(Challenge) List each line holding the string "description".

** start Extracted entries **

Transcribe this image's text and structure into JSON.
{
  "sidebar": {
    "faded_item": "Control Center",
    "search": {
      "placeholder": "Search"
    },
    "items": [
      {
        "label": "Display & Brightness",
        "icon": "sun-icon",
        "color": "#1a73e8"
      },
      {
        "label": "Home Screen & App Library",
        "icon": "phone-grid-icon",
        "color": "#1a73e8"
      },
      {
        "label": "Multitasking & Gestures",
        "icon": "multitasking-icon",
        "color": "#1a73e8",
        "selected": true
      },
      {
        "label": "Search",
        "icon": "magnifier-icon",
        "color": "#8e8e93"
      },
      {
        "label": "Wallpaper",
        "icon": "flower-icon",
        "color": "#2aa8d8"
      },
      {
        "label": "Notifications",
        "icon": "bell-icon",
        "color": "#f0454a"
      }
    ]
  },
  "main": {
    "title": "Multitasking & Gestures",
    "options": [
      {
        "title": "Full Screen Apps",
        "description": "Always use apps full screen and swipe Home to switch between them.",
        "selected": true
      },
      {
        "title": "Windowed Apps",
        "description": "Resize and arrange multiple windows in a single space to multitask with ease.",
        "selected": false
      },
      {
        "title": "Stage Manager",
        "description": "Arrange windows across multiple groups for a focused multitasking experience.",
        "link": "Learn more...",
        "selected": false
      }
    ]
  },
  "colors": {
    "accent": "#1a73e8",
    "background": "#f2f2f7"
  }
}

** end Extracted entries **

(Response to the exercise)
        "description": "Always use apps full screen and swipe Home to switch between them.",
        "description": "Resize and arrange multiple windows in a single space to multitask with ease.",
        "description": "Arrange windows across multiple groups for a focused multitasking experience.",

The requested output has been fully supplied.